## Start DATA EXCERPTS
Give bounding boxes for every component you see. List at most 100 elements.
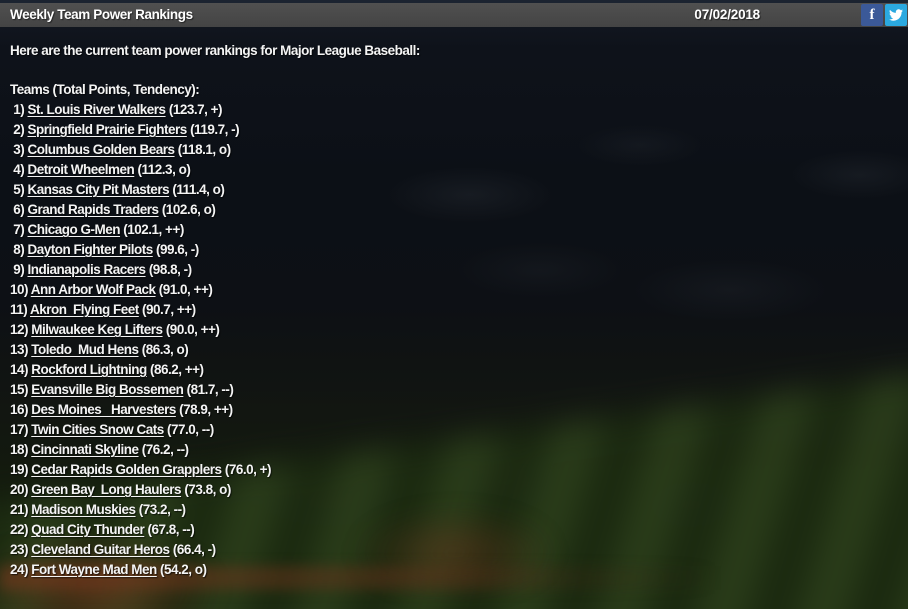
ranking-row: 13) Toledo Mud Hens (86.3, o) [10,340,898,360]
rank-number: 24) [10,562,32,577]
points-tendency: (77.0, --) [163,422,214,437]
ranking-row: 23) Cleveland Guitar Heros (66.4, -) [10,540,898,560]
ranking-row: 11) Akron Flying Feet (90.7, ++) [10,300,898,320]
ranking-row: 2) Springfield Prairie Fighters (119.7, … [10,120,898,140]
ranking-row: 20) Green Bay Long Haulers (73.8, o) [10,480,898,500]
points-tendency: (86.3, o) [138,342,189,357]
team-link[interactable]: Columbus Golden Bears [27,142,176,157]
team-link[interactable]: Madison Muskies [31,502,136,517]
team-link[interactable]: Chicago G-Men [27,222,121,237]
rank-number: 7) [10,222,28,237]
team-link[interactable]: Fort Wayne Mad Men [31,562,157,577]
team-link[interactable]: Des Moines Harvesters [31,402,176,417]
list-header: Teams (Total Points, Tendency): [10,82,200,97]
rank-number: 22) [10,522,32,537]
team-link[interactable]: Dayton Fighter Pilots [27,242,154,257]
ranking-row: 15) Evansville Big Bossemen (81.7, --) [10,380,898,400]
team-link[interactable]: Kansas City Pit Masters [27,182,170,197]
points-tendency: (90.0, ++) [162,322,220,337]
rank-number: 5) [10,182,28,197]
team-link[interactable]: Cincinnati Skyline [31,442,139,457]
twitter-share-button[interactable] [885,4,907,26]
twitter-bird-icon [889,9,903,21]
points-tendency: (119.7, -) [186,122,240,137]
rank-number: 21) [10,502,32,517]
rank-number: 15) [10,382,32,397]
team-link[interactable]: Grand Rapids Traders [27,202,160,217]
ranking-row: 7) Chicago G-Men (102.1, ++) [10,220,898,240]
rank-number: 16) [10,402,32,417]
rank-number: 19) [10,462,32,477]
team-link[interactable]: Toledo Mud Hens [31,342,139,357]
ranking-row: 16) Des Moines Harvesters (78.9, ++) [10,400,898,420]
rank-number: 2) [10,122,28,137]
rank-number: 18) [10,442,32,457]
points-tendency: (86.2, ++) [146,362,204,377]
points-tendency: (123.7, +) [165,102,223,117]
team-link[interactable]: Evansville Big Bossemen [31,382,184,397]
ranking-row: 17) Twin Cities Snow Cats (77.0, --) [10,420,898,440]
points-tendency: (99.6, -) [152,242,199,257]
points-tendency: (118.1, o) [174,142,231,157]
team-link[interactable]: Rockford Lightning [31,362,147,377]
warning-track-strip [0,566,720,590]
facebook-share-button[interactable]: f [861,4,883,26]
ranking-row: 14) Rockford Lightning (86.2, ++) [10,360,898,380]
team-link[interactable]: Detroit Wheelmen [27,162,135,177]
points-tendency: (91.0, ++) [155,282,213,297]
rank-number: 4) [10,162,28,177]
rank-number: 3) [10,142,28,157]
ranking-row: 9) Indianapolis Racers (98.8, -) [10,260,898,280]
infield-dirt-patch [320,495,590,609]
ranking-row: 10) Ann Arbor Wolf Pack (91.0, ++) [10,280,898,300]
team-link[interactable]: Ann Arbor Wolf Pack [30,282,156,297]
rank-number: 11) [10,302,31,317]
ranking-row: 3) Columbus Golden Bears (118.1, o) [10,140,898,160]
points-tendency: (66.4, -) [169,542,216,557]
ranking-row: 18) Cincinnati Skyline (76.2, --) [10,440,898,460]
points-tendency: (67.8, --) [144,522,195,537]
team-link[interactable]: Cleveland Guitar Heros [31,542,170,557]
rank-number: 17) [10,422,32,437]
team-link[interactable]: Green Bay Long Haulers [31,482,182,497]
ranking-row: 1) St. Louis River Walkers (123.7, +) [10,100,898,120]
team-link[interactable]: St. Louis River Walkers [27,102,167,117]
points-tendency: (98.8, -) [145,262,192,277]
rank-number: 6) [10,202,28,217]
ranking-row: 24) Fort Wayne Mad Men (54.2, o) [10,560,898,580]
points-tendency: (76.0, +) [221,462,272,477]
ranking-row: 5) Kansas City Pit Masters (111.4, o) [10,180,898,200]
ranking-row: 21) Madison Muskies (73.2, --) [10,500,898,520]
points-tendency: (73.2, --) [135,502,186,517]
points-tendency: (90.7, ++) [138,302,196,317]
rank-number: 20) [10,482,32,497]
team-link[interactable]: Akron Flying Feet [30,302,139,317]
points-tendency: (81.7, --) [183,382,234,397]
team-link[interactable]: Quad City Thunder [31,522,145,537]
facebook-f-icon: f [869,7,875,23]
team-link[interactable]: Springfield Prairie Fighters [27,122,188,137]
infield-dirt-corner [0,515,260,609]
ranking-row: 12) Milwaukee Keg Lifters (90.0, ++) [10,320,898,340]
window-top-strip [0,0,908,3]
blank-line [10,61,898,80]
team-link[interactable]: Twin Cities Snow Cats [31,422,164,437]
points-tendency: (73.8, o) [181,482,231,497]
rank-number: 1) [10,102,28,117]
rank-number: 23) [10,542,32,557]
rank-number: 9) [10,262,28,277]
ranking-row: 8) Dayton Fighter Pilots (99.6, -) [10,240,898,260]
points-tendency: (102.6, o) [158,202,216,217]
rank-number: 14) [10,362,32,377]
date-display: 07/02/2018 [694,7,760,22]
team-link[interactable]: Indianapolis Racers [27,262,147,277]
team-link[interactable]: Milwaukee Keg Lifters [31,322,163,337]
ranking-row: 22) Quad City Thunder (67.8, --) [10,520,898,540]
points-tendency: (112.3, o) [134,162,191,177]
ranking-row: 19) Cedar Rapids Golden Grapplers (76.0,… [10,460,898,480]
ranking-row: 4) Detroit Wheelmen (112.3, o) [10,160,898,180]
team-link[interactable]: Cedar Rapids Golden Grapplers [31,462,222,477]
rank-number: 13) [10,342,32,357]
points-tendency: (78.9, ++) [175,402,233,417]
## End DATA EXCERPTS
## Start DATA EXCERPTS
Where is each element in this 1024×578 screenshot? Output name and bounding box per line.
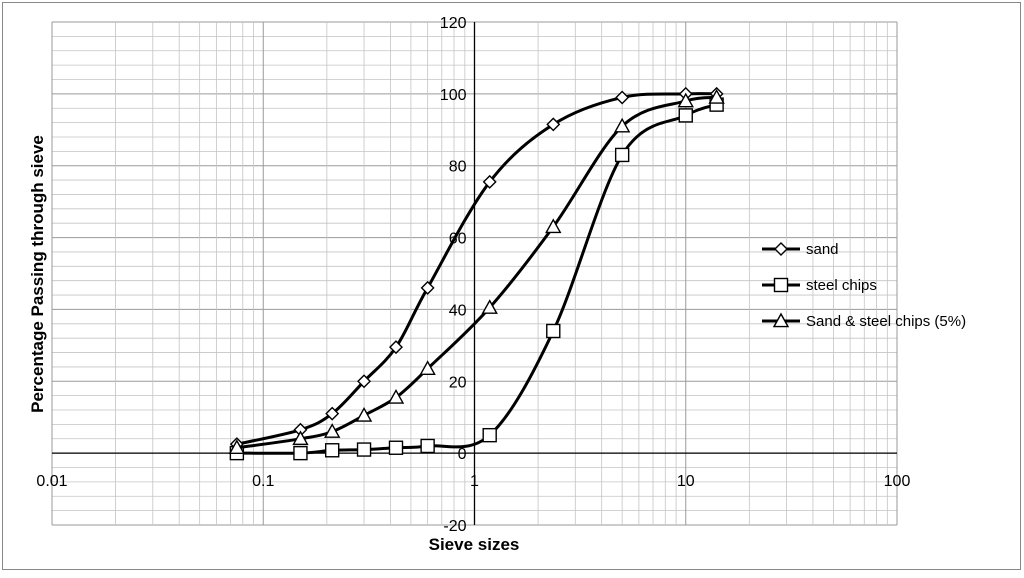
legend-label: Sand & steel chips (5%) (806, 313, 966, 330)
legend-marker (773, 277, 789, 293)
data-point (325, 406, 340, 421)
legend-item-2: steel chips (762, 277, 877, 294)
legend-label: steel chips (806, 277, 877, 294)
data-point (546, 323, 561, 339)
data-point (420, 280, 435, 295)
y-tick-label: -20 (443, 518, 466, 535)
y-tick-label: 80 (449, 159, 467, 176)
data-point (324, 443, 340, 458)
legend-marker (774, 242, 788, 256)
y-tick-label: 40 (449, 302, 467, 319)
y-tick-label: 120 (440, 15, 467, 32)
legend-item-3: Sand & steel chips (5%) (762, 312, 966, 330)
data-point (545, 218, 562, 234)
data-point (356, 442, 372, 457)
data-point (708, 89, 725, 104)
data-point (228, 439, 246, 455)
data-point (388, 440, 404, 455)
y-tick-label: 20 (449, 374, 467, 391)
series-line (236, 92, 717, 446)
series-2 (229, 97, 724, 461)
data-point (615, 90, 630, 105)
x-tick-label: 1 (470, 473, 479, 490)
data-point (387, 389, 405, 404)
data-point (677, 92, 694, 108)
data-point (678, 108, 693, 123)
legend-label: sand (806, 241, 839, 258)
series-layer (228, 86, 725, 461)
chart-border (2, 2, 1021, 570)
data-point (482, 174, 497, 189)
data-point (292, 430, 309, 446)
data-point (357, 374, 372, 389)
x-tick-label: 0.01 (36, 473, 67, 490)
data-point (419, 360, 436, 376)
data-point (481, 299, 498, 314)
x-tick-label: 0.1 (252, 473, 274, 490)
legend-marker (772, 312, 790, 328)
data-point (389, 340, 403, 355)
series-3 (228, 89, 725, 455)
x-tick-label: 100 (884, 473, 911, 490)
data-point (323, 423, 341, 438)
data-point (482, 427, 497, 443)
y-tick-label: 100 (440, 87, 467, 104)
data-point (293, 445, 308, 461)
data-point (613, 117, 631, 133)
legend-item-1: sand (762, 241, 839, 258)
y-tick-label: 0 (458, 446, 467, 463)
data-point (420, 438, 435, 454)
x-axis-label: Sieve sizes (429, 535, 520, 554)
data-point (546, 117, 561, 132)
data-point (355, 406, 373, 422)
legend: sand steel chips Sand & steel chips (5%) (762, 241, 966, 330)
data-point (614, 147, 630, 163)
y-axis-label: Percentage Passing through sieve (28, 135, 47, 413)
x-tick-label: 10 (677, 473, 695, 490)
## End DATA EXCERPTS
* _WHAT IS BEING ASKED_:
Turn the lines of the listing above into a numbered list, starting with the line containing "ranking-row: 13) Toledo" and continuing through the line containing "ranking-row: 2) Springfield". Omit any blank lines.

* _EXERCISE RESULT_:
1. ranking-row: 13) Toledo Mud Hens (86.3, o) [10,340,898,360]
2. rank-number: 24) [10,562,32,577]
3. points-tendency: (77.0, --) [163,422,214,437]
4. ranking-row: 23) Cleveland Guitar Heros (66.4, -) [10,540,898,560]
5. ranking-row: 11) Akron Flying Feet (90.7, ++) [10,300,898,320]
6. ranking-row: 2) Springfield Prairie Fighters (119.7, … [10,120,898,140]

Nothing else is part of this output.